- _Document extract_
+ + + + + + +

Early life, military service, and playing career

Andros, born Demosthenes Konstandies Andrikoupolos, received his high school education at Oklahoma City's Central High School, and then enlisted in the military in 1942.[1] Andros was a veteran of World War II where he served four years in the U.S. Marine Corps. He was awarded the Bronze Star and spent more than a month under heavy fire on the island of Iwo Jima.[1] He was present at the famed moment when six soldiers raised the American flag on Iwo Jima.

Andros played college football at Oklahoma from 1946 to 1949, under hall of fame head coach Bud Wilkinson.[1] He was selected in the 14th round (177th overall) by the Chicago Cardinals in the 1950 NFL Draft.[2] Dee's older brother Plato was an All-American in 1946 at Oklahoma and played four years in the NFL for the Cardinals.

+ + + + + + +

- _Extracted material_

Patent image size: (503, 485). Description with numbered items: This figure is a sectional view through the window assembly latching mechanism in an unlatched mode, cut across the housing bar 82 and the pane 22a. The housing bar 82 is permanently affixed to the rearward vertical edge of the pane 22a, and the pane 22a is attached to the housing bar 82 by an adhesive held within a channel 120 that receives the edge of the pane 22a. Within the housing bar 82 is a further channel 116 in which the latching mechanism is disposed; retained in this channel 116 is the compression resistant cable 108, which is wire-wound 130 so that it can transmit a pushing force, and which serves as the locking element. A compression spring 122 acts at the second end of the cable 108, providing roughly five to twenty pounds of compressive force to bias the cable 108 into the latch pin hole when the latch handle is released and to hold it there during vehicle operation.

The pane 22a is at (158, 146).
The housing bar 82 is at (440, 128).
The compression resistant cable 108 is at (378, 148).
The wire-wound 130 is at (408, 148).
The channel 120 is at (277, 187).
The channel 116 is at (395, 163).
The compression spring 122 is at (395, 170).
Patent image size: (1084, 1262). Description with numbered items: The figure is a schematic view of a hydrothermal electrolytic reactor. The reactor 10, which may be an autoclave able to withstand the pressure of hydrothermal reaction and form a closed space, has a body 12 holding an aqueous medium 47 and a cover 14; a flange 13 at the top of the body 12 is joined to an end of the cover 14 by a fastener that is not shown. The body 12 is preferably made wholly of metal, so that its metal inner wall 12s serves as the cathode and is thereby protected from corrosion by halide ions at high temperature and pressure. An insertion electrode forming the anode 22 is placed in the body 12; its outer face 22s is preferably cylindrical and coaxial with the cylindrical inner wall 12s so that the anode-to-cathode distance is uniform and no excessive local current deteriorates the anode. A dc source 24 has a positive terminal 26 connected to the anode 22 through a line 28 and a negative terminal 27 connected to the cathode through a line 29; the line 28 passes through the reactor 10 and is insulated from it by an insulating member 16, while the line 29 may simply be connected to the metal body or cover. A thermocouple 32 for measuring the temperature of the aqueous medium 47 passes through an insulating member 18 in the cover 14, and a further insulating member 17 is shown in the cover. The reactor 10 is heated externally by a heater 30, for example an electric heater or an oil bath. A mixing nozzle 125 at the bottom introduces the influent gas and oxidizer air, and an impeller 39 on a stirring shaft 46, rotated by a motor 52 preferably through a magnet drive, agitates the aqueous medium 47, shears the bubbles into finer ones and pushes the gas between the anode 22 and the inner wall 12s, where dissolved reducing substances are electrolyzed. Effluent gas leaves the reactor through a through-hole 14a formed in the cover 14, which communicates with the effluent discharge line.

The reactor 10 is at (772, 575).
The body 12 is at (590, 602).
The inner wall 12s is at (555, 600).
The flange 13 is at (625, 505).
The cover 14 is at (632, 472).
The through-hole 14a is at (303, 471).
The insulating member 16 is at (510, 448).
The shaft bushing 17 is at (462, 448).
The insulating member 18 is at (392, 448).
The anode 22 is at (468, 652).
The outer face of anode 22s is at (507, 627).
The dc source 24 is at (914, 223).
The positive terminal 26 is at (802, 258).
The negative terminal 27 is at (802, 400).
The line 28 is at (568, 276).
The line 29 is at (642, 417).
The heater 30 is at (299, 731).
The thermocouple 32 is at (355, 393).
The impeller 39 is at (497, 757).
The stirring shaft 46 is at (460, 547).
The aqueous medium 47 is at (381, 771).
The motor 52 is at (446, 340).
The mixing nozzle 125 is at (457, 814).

+ + + + + + +

- _What is expected_
Continue the account of Dee Andros's early life and football career from its last sentence.

- _Answer to this exercise_
Coaching career

Andros' coaching career included stops as an assistant at Oklahoma, Kansas, Texas Tech, Nebraska, California and Illinois. While Dee was serving as an assistant, Texas Tech went to the Sun Bowl and California went to the Rose Bowl in 1959. He earned his first head coaching position at Idaho in 1962.

After three seasons on the Palouse with the Vandals, Andros was hired as the head coach at Oregon State in 1965. He replaced the legendary Tommy Prothro, who had left for UCLA. Andros compiled a 51–64–1 record (.409) in his 11 seasons at Oregon State. In the Civil War games against the Oregon Ducks, he won his first seven, and was 9–2 overall. Andros was nicknamed "The Great Pumpkin" for his bright orange jacket and large physical size.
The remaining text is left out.